→ **AIM OF THE TASK**
Exactly repeat the full listing that follows.

# # #

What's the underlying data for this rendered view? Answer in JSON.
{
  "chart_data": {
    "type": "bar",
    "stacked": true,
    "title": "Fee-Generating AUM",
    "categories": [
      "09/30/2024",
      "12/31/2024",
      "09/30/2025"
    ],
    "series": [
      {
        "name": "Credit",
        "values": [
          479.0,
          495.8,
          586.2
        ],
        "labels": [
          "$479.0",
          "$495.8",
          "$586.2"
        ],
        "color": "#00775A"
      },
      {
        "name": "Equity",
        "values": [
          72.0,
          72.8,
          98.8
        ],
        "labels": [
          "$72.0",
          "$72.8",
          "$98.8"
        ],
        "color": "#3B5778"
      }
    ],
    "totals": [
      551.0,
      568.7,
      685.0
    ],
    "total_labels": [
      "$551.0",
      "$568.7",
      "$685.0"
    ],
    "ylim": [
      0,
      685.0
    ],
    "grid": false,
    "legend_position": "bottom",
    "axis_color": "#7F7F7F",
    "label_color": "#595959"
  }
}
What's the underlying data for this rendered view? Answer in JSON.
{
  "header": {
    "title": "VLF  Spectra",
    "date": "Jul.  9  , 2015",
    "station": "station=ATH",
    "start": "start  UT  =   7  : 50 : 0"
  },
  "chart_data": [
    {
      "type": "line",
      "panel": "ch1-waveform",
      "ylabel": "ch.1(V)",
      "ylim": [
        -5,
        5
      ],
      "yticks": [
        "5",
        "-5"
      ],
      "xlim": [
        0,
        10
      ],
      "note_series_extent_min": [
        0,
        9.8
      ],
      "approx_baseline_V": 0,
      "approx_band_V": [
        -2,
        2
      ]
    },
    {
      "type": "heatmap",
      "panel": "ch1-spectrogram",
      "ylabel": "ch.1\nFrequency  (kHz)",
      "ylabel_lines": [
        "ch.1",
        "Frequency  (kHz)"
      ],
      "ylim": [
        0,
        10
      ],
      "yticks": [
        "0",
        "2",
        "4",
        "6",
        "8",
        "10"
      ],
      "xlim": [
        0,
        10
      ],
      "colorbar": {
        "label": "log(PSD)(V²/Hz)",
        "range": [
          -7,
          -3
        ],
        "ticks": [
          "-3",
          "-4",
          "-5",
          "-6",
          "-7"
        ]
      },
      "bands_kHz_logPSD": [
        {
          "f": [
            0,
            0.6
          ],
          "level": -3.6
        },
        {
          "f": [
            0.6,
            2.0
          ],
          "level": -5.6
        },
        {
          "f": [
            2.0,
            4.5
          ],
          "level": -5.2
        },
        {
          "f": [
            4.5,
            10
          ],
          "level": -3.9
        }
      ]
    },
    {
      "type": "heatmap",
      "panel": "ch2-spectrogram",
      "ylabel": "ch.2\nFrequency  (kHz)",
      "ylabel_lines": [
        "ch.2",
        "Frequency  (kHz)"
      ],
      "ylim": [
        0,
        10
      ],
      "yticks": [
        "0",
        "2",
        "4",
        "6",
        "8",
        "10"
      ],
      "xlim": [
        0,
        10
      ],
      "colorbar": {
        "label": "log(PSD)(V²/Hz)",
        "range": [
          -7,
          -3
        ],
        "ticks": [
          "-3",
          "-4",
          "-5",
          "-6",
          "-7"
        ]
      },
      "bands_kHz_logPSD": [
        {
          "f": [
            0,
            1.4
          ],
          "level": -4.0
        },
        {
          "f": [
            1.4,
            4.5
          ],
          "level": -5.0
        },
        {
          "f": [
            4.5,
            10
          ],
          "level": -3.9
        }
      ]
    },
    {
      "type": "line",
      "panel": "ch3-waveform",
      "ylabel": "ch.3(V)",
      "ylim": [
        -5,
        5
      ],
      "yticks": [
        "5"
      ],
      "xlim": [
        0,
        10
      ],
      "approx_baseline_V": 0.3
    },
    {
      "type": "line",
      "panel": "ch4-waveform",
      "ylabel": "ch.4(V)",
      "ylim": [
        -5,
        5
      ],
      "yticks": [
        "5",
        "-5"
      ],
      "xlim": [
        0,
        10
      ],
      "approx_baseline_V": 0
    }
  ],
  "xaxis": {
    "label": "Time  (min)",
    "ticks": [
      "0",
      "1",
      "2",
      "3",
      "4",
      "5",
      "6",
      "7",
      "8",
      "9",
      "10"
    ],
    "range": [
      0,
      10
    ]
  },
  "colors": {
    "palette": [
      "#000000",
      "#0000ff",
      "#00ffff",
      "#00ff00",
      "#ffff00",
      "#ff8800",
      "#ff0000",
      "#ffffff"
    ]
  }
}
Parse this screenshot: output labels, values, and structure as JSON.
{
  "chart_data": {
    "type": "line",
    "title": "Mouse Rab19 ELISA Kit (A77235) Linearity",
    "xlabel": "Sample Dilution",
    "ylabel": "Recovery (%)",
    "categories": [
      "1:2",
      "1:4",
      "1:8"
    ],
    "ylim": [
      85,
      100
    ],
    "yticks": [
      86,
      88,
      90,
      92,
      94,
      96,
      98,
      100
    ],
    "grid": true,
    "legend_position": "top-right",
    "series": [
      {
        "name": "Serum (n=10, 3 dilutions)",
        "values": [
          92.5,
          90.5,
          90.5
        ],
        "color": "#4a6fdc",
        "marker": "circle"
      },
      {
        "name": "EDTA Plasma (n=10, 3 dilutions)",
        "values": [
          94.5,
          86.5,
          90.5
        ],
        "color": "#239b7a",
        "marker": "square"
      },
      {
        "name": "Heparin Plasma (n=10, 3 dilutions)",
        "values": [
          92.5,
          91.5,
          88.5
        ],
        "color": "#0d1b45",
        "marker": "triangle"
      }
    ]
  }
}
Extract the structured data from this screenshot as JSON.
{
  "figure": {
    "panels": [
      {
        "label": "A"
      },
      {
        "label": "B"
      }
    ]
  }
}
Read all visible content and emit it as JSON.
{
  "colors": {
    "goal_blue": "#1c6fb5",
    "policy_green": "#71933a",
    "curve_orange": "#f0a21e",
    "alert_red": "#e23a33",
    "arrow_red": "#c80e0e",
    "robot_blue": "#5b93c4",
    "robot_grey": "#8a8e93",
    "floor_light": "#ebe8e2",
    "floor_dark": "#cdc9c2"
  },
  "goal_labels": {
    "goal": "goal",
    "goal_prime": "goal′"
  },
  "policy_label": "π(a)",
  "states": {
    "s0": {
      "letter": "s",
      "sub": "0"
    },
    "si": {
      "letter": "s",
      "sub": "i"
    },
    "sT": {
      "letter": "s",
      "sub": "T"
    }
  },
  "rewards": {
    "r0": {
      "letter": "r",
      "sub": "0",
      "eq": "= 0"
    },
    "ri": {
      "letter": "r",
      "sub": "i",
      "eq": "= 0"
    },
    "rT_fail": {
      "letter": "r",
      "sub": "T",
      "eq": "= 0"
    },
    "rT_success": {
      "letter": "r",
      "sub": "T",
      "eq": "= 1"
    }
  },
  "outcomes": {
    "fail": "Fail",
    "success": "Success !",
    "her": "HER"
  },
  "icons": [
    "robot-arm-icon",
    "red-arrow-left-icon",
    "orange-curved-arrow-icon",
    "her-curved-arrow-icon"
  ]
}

# # #

→ **REPLY**
What's the underlying data for this rendered view? Answer in JSON.
{
  "chart_data": {
    "type": "bar",
    "stacked": true,
    "title": "Fee-Generating AUM",
    "categories": [
      "09/30/2024",
      "12/31/2024",
      "09/30/2025"
    ],
    "series": [
      {
        "name": "Credit",
        "values": [
          479.0,
          495.8,
          586.2
        ],
        "labels": [
          "$479.0",
          "$495.8",
          "$586.2"
        ],
        "color": "#00775A"
      },
      {
        "name": "Equity",
        "values": [
          72.0,
          72.8,
          98.8
        ],
        "labels": [
          "$72.0",
          "$72.8",
          "$98.8"
        ],
        "color": "#3B5778"
      }
    ],
    "totals": [
      551.0,
      568.7,
      685.0
    ],
    "total_labels": [
      "$551.0",
      "$568.7",
      "$685.0"
    ],
    "ylim": [
      0,
      685.0
    ],
    "grid": false,
    "legend_position": "bottom",
    "axis_color": "#7F7F7F",
    "label_color": "#595959"
  }
}
What's the underlying data for this rendered view? Answer in JSON.
{
  "header": {
    "title": "VLF  Spectra",
    "date": "Jul.  9  , 2015",
    "station": "station=ATH",
    "start": "start  UT  =   7  : 50 : 0"
  },
  "chart_data": [
    {
      "type": "line",
      "panel": "ch1-waveform",
      "ylabel": "ch.1(V)",
      "ylim": [
        -5,
        5
      ],
      "yticks": [
        "5",
        "-5"
      ],
      "xlim": [
        0,
        10
      ],
      "note_series_extent_min": [
        0,
        9.8
      ],
      "approx_baseline_V": 0,
      "approx_band_V": [
        -2,
        2
      ]
    },
    {
      "type": "heatmap",
      "panel": "ch1-spectrogram",
      "ylabel": "ch.1\nFrequency  (kHz)",
      "ylabel_lines": [
        "ch.1",
        "Frequency  (kHz)"
      ],
      "ylim": [
        0,
        10
      ],
      "yticks": [
        "0",
        "2",
        "4",
        "6",
        "8",
        "10"
      ],
      "xlim": [
        0,
        10
      ],
      "colorbar": {
        "label": "log(PSD)(V²/Hz)",
        "range": [
          -7,
          -3
        ],
        "ticks": [
          "-3",
          "-4",
          "-5",
          "-6",
          "-7"
        ]
      },
      "bands_kHz_logPSD": [
        {
          "f": [
            0,
            0.6
          ],
          "level": -3.6
        },
        {
          "f": [
            0.6,
            2.0
          ],
          "level": -5.6
        },
        {
          "f": [
            2.0,
            4.5
          ],
          "level": -5.2
        },
        {
          "f": [
            4.5,
            10
          ],
          "level": -3.9
        }
      ]
    },
    {
      "type": "heatmap",
      "panel": "ch2-spectrogram",
      "ylabel": "ch.2\nFrequency  (kHz)",
      "ylabel_lines": [
        "ch.2",
        "Frequency  (kHz)"
      ],
      "ylim": [
        0,
        10
      ],
      "yticks": [
        "0",
        "2",
        "4",
        "6",
        "8",
        "10"
      ],
      "xlim": [
        0,
        10
      ],
      "colorbar": {
        "label": "log(PSD)(V²/Hz)",
        "range": [
          -7,
          -3
        ],
        "ticks": [
          "-3",
          "-4",
          "-5",
          "-6",
          "-7"
        ]
      },
      "bands_kHz_logPSD": [
        {
          "f": [
            0,
            1.4
          ],
          "level": -4.0
        },
        {
          "f": [
            1.4,
            4.5
          ],
          "level": -5.0
        },
        {
          "f": [
            4.5,
            10
          ],
          "level": -3.9
        }
      ]
    },
    {
      "type": "line",
      "panel": "ch3-waveform",
      "ylabel": "ch.3(V)",
      "ylim": [
        -5,
        5
      ],
      "yticks": [
        "5"
      ],
      "xlim": [
        0,
        10
      ],
      "approx_baseline_V": 0.3
    },
    {
      "type": "line",
      "panel": "ch4-waveform",
      "ylabel": "ch.4(V)",
      "ylim": [
        -5,
        5
      ],
      "yticks": [
        "5",
        "-5"
      ],
      "xlim": [
        0,
        10
      ],
      "approx_baseline_V": 0
    }
  ],
  "xaxis": {
    "label": "Time  (min)",
    "ticks": [
      "0",
      "1",
      "2",
      "3",
      "4",
      "5",
      "6",
      "7",
      "8",
      "9",
      "10"
    ],
    "range": [
      0,
      10
    ]
  },
  "colors": {
    "palette": [
      "#000000",
      "#0000ff",
      "#00ffff",
      "#00ff00",
      "#ffff00",
      "#ff8800",
      "#ff0000",
      "#ffffff"
    ]
  }
}
Parse this screenshot: output labels, values, and structure as JSON.
{
  "chart_data": {
    "type": "line",
    "title": "Mouse Rab19 ELISA Kit (A77235) Linearity",
    "xlabel": "Sample Dilution",
    "ylabel": "Recovery (%)",
    "categories": [
      "1:2",
      "1:4",
      "1:8"
    ],
    "ylim": [
      85,
      100
    ],
    "yticks": [
      86,
      88,
      90,
      92,
      94,
      96,
      98,
      100
    ],
    "grid": true,
    "legend_position": "top-right",
    "series": [
      {
        "name": "Serum (n=10, 3 dilutions)",
        "values": [
          92.5,
          90.5,
          90.5
        ],
        "color": "#4a6fdc",
        "marker": "circle"
      },
      {
        "name": "EDTA Plasma (n=10, 3 dilutions)",
        "values": [
          94.5,
          86.5,
          90.5
        ],
        "color": "#239b7a",
        "marker": "square"
      },
      {
        "name": "Heparin Plasma (n=10, 3 dilutions)",
        "values": [
          92.5,
          91.5,
          88.5
        ],
        "color": "#0d1b45",
        "marker": "triangle"
      }
    ]
  }
}
Extract the structured data from this screenshot as JSON.
{
  "figure": {
    "panels": [
      {
        "label": "A"
      },
      {
        "label": "B"
      }
    ]
  }
}
Read all visible content and emit it as JSON.
{
  "colors": {
    "goal_blue": "#1c6fb5",
    "policy_green": "#71933a",
    "curve_orange": "#f0a21e",
    "alert_red": "#e23a33",
    "arrow_red": "#c80e0e",
    "robot_blue": "#5b93c4",
    "robot_grey": "#8a8e93",
    "floor_light": "#ebe8e2",
    "floor_dark": "#cdc9c2"
  },
  "goal_labels": {
    "goal": "goal",
    "goal_prime": "goal′"
  },
  "policy_label": "π(a)",
  "states": {
    "s0": {
      "letter": "s",
      "sub": "0"
    },
    "si": {
      "letter": "s",
      "sub": "i"
    },
    "sT": {
      "letter": "s",
      "sub": "T"
    }
  },
  "rewards": {
    "r0": {
      "letter": "r",
      "sub": "0",
      "eq": "= 0"
    },
    "ri": {
      "letter": "r",
      "sub": "i",
      "eq": "= 0"
    },
    "rT_fail": {
      "letter": "r",
      "sub": "T",
      "eq": "= 0"
    },
    "rT_success": {
      "letter": "r",
      "sub": "T",
      "eq": "= 1"
    }
  },
  "outcomes": {
    "fail": "Fail",
    "success": "Success !",
    "her": "HER"
  },
  "icons": [
    "robot-arm-icon",
    "red-arrow-left-icon",
    "orange-curved-arrow-icon",
    "her-curved-arrow-icon"
  ]
}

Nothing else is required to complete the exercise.